WORK TO BE COMPLETED
Exactly repeat the full listing that follows.

════════════════════

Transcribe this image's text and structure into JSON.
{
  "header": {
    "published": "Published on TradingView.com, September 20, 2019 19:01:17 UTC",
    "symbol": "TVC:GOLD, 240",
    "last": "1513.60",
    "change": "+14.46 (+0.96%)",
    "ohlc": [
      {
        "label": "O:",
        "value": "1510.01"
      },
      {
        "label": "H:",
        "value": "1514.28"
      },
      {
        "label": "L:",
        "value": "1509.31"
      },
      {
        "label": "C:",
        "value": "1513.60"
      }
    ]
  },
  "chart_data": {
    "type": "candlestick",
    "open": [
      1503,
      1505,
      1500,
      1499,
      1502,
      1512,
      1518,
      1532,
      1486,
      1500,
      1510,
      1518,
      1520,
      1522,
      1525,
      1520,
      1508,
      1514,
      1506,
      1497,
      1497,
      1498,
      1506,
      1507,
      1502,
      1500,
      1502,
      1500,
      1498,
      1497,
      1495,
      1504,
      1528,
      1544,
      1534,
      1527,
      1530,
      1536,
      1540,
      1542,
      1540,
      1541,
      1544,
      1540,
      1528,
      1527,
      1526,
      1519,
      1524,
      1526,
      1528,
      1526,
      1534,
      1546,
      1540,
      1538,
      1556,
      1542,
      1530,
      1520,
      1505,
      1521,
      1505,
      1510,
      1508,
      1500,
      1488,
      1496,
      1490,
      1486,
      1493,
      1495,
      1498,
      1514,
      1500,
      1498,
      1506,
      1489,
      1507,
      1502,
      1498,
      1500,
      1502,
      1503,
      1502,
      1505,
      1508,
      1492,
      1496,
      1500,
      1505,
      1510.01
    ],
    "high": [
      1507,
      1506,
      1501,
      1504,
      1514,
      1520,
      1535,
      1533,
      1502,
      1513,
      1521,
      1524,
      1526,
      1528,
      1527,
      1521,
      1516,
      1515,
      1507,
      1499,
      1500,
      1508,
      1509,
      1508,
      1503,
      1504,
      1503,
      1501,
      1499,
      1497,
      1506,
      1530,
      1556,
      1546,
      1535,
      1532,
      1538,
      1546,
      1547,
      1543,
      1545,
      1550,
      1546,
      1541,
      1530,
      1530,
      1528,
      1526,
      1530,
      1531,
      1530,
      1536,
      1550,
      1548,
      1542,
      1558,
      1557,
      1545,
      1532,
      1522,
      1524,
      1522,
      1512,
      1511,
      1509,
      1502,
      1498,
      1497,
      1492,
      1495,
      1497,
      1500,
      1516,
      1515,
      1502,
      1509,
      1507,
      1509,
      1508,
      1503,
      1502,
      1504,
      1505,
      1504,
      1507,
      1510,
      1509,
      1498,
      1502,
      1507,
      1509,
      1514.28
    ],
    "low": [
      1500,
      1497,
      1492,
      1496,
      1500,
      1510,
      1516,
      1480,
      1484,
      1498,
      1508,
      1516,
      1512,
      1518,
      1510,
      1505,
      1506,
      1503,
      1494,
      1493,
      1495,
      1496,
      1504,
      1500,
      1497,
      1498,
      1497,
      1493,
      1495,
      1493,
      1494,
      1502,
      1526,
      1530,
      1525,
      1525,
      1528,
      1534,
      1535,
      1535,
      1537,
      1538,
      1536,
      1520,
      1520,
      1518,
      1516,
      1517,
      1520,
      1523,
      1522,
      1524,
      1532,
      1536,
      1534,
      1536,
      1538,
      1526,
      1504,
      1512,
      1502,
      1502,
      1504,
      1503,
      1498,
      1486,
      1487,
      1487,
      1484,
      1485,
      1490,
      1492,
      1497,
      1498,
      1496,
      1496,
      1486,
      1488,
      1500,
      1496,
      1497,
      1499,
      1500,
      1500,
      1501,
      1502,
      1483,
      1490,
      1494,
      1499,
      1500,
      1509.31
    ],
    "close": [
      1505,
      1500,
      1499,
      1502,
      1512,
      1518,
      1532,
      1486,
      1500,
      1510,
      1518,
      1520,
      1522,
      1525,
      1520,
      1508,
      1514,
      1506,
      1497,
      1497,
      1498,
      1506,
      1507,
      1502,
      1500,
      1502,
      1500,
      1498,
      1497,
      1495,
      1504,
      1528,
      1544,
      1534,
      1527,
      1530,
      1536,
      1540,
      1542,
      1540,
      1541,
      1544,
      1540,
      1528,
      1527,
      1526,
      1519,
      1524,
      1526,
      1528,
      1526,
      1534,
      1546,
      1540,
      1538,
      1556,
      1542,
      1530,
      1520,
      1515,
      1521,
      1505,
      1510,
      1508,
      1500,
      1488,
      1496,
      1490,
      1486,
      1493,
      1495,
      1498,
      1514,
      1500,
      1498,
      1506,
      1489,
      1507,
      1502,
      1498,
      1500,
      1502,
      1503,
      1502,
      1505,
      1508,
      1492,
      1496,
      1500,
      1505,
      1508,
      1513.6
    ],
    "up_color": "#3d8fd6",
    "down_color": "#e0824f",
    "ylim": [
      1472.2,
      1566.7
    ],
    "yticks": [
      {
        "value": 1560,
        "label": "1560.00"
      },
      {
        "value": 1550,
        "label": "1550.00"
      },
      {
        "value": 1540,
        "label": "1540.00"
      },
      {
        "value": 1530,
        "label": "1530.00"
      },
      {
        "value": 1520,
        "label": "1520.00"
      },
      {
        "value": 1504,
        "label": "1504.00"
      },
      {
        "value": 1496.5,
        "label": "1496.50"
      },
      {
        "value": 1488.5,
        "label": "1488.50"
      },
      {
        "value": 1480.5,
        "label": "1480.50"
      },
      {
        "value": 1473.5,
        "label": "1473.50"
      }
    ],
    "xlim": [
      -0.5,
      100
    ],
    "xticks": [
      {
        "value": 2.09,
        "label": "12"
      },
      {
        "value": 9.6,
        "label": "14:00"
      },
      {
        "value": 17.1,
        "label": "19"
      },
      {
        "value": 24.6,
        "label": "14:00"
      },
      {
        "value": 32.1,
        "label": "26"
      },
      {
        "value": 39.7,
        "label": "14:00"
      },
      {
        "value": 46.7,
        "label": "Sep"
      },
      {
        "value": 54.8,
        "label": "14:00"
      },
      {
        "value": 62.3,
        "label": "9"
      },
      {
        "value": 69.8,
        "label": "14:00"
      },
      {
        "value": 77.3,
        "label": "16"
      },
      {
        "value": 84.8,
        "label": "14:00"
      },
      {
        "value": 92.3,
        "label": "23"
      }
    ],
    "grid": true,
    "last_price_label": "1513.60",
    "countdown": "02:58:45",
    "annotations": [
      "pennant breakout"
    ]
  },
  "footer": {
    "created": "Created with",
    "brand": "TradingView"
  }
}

════════════════════

RESPONSE TO THE TASK
Transcribe this image's text and structure into JSON.
{
  "header": {
    "published": "Published on TradingView.com, September 20, 2019 19:01:17 UTC",
    "symbol": "TVC:GOLD, 240",
    "last": "1513.60",
    "change": "+14.46 (+0.96%)",
    "ohlc": [
      {
        "label": "O:",
        "value": "1510.01"
      },
      {
        "label": "H:",
        "value": "1514.28"
      },
      {
        "label": "L:",
        "value": "1509.31"
      },
      {
        "label": "C:",
        "value": "1513.60"
      }
    ]
  },
  "chart_data": {
    "type": "candlestick",
    "open": [
      1503,
      1505,
      1500,
      1499,
      1502,
      1512,
      1518,
      1532,
      1486,
      1500,
      1510,
      1518,
      1520,
      1522,
      1525,
      1520,
      1508,
      1514,
      1506,
      1497,
      1497,
      1498,
      1506,
      1507,
      1502,
      1500,
      1502,
      1500,
      1498,
      1497,
      1495,
      1504,
      1528,
      1544,
      1534,
      1527,
      1530,
      1536,
      1540,
      1542,
      1540,
      1541,
      1544,
      1540,
      1528,
      1527,
      1526,
      1519,
      1524,
      1526,
      1528,
      1526,
      1534,
      1546,
      1540,
      1538,
      1556,
      1542,
      1530,
      1520,
      1505,
      1521,
      1505,
      1510,
      1508,
      1500,
      1488,
      1496,
      1490,
      1486,
      1493,
      1495,
      1498,
      1514,
      1500,
      1498,
      1506,
      1489,
      1507,
      1502,
      1498,
      1500,
      1502,
      1503,
      1502,
      1505,
      1508,
      1492,
      1496,
      1500,
      1505,
      1510.01
    ],
    "high": [
      1507,
      1506,
      1501,
      1504,
      1514,
      1520,
      1535,
      1533,
      1502,
      1513,
      1521,
      1524,
      1526,
      1528,
      1527,
      1521,
      1516,
      1515,
      1507,
      1499,
      1500,
      1508,
      1509,
      1508,
      1503,
      1504,
      1503,
      1501,
      1499,
      1497,
      1506,
      1530,
      1556,
      1546,
      1535,
      1532,
      1538,
      1546,
      1547,
      1543,
      1545,
      1550,
      1546,
      1541,
      1530,
      1530,
      1528,
      1526,
      1530,
      1531,
      1530,
      1536,
      1550,
      1548,
      1542,
      1558,
      1557,
      1545,
      1532,
      1522,
      1524,
      1522,
      1512,
      1511,
      1509,
      1502,
      1498,
      1497,
      1492,
      1495,
      1497,
      1500,
      1516,
      1515,
      1502,
      1509,
      1507,
      1509,
      1508,
      1503,
      1502,
      1504,
      1505,
      1504,
      1507,
      1510,
      1509,
      1498,
      1502,
      1507,
      1509,
      1514.28
    ],
    "low": [
      1500,
      1497,
      1492,
      1496,
      1500,
      1510,
      1516,
      1480,
      1484,
      1498,
      1508,
      1516,
      1512,
      1518,
      1510,
      1505,
      1506,
      1503,
      1494,
      1493,
      1495,
      1496,
      1504,
      1500,
      1497,
      1498,
      1497,
      1493,
      1495,
      1493,
      1494,
      1502,
      1526,
      1530,
      1525,
      1525,
      1528,
      1534,
      1535,
      1535,
      1537,
      1538,
      1536,
      1520,
      1520,
      1518,
      1516,
      1517,
      1520,
      1523,
      1522,
      1524,
      1532,
      1536,
      1534,
      1536,
      1538,
      1526,
      1504,
      1512,
      1502,
      1502,
      1504,
      1503,
      1498,
      1486,
      1487,
      1487,
      1484,
      1485,
      1490,
      1492,
      1497,
      1498,
      1496,
      1496,
      1486,
      1488,
      1500,
      1496,
      1497,
      1499,
      1500,
      1500,
      1501,
      1502,
      1483,
      1490,
      1494,
      1499,
      1500,
      1509.31
    ],
    "close": [
      1505,
      1500,
      1499,
      1502,
      1512,
      1518,
      1532,
      1486,
      1500,
      1510,
      1518,
      1520,
      1522,
      1525,
      1520,
      1508,
      1514,
      1506,
      1497,
      1497,
      1498,
      1506,
      1507,
      1502,
      1500,
      1502,
      1500,
      1498,
      1497,
      1495,
      1504,
      1528,
      1544,
      1534,
      1527,
      1530,
      1536,
      1540,
      1542,
      1540,
      1541,
      1544,
      1540,
      1528,
      1527,
      1526,
      1519,
      1524,
      1526,
      1528,
      1526,
      1534,
      1546,
      1540,
      1538,
      1556,
      1542,
      1530,
      1520,
      1515,
      1521,
      1505,
      1510,
      1508,
      1500,
      1488,
      1496,
      1490,
      1486,
      1493,
      1495,
      1498,
      1514,
      1500,
      1498,
      1506,
      1489,
      1507,
      1502,
      1498,
      1500,
      1502,
      1503,
      1502,
      1505,
      1508,
      1492,
      1496,
      1500,
      1505,
      1508,
      1513.6
    ],
    "up_color": "#3d8fd6",
    "down_color": "#e0824f",
    "ylim": [
      1472.2,
      1566.7
    ],
    "yticks": [
      {
        "value": 1560,
        "label": "1560.00"
      },
      {
        "value": 1550,
        "label": "1550.00"
      },
      {
        "value": 1540,
        "label": "1540.00"
      },
      {
        "value": 1530,
        "label": "1530.00"
      },
      {
        "value": 1520,
        "label": "1520.00"
      },
      {
        "value": 1504,
        "label": "1504.00"
      },
      {
        "value": 1496.5,
        "label": "1496.50"
      },
      {
        "value": 1488.5,
        "label": "1488.50"
      },
      {
        "value": 1480.5,
        "label": "1480.50"
      },
      {
        "value": 1473.5,
        "label": "1473.50"
      }
    ],
    "xlim": [
      -0.5,
      100
    ],
    "xticks": [
      {
        "value": 2.09,
        "label": "12"
      },
      {
        "value": 9.6,
        "label": "14:00"
      },
      {
        "value": 17.1,
        "label": "19"
      },
      {
        "value": 24.6,
        "label": "14:00"
      },
      {
        "value": 32.1,
        "label": "26"
      },
      {
        "value": 39.7,
        "label": "14:00"
      },
      {
        "value": 46.7,
        "label": "Sep"
      },
      {
        "value": 54.8,
        "label": "14:00"
      },
      {
        "value": 62.3,
        "label": "9"
      },
      {
        "value": 69.8,
        "label": "14:00"
      },
      {
        "value": 77.3,
        "label": "16"
      },
      {
        "value": 84.8,
        "label": "14:00"
      },
      {
        "value": 92.3,
        "label": "23"
      }
    ],
    "grid": true,
    "last_price_label": "1513.60",
    "countdown": "02:58:45",
    "annotations": [
      "pennant breakout"
    ]
  },
  "footer": {
    "created": "Created with",
    "brand": "TradingView"
  }
}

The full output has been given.